##### GIVEN INFORMATION

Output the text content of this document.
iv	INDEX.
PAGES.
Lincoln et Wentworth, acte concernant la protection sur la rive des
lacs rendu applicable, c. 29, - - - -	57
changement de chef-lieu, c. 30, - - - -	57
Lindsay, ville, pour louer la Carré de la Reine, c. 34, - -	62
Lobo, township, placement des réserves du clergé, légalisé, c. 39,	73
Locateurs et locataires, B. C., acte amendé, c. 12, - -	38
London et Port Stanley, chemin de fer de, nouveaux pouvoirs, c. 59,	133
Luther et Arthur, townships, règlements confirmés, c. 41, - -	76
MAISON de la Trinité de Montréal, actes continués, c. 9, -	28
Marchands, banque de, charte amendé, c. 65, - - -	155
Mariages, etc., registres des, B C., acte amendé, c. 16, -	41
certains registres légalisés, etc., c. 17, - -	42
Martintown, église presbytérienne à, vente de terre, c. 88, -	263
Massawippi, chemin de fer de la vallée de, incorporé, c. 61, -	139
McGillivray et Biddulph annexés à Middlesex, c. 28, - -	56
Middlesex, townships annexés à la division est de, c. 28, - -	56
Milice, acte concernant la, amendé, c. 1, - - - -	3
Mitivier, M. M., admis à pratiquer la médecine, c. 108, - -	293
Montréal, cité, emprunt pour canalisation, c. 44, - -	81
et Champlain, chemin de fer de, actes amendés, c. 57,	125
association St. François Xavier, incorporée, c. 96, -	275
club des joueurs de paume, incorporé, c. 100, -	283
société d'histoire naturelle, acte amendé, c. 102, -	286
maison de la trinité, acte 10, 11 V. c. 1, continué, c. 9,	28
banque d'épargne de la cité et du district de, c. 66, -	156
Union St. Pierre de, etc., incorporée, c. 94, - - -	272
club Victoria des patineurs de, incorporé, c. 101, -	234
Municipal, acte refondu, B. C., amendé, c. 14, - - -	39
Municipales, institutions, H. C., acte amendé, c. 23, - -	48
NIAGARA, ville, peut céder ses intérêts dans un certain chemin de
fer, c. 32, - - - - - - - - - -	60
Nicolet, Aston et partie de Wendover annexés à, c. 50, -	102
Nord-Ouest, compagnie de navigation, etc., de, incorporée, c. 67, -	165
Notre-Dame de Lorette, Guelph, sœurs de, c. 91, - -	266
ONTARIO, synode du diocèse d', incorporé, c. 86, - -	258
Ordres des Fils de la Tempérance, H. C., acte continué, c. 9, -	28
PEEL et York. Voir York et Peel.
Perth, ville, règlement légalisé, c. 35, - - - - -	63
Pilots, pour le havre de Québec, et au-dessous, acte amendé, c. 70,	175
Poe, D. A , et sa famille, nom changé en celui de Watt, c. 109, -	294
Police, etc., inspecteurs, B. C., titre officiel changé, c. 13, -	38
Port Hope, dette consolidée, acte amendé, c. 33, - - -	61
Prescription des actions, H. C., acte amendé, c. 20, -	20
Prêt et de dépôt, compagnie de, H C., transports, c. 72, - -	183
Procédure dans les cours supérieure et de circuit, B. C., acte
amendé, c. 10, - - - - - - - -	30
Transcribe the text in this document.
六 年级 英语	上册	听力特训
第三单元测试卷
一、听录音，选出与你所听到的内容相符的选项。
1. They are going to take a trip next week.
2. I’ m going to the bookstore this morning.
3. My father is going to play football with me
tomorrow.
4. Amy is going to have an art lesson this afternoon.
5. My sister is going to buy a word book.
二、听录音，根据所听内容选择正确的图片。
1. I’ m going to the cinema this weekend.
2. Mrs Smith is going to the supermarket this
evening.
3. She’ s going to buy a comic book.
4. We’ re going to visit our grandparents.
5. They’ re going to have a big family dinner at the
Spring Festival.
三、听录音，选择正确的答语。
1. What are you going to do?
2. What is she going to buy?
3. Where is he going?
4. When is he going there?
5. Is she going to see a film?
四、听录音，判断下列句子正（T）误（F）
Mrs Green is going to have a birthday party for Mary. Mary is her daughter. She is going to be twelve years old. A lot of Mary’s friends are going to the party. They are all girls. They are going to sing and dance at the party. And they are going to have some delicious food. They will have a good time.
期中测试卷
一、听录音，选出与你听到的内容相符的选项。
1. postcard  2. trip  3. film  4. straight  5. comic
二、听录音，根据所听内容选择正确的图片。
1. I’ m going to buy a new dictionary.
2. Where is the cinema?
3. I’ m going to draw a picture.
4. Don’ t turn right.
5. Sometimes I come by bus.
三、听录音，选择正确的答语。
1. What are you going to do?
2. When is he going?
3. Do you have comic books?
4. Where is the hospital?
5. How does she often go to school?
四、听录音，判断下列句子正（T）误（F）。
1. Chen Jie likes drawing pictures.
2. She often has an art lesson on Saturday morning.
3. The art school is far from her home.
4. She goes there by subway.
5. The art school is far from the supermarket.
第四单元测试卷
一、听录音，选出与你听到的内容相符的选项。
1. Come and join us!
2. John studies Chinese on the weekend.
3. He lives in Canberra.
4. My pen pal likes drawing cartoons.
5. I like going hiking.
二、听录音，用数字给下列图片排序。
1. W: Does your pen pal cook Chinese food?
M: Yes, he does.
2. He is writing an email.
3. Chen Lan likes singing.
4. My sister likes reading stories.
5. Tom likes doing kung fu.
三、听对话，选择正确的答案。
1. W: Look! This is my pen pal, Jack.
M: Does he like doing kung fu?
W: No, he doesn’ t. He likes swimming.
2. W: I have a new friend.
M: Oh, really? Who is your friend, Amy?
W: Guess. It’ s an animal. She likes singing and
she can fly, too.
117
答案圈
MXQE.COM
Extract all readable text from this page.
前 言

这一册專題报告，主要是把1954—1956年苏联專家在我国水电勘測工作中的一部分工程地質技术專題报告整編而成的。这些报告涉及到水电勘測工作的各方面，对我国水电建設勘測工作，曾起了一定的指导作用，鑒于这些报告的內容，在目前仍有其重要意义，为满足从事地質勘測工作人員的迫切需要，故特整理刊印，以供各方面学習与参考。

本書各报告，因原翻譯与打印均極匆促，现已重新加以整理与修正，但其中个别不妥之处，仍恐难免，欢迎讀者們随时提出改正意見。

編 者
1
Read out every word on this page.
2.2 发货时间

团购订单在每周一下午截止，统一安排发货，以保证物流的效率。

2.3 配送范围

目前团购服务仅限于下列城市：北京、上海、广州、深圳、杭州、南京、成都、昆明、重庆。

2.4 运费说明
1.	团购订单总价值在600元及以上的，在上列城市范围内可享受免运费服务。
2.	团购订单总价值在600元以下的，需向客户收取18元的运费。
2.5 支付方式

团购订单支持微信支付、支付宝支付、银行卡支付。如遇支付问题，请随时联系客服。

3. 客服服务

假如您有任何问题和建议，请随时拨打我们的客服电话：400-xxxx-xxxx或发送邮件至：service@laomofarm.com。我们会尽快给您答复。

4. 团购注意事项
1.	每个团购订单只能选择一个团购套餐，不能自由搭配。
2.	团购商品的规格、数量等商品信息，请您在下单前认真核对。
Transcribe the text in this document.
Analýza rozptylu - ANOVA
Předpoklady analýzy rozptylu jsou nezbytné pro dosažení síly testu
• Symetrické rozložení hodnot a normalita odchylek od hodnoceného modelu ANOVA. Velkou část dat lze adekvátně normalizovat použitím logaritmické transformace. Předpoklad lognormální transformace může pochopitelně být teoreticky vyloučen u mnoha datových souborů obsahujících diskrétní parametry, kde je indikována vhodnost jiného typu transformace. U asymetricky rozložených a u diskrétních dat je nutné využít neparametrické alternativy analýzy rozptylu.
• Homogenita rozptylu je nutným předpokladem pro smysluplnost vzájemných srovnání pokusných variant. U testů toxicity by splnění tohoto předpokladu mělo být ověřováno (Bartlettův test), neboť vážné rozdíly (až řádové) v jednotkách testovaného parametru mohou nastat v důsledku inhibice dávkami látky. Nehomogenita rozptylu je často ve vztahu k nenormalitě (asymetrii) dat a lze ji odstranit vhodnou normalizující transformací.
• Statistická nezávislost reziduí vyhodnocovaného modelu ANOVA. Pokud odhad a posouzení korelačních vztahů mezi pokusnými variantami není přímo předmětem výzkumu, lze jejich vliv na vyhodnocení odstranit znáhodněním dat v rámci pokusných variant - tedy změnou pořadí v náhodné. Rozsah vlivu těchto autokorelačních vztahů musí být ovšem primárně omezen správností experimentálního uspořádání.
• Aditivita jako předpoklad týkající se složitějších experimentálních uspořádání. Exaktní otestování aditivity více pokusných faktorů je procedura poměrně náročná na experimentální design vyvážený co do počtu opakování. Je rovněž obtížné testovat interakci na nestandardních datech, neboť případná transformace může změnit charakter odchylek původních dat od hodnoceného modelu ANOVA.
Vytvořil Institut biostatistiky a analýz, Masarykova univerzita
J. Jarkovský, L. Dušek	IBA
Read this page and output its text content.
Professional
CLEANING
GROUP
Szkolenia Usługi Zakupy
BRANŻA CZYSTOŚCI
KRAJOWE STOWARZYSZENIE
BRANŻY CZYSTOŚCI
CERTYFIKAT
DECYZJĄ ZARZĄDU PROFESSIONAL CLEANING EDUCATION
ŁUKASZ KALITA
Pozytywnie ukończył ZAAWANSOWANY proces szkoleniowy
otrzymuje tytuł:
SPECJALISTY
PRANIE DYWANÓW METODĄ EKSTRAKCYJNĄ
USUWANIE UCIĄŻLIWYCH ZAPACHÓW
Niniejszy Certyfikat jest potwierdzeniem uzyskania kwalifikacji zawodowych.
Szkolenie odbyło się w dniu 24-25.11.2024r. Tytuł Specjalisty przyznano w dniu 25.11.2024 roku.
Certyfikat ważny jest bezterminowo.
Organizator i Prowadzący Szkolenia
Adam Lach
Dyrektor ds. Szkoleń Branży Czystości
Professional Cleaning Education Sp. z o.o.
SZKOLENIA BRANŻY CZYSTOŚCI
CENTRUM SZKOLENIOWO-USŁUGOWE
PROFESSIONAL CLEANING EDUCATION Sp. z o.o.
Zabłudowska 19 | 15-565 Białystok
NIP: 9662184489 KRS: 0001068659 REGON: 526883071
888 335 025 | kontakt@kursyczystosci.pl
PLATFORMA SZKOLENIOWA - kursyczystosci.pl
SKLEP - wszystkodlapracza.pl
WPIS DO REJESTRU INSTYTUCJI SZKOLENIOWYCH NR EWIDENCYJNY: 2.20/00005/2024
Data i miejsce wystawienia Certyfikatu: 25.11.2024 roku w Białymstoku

##########

* [PROMPT]: State how many lines include the string "může", and nothing more.

* [SOLUTION TO THE EXERCISE]: 2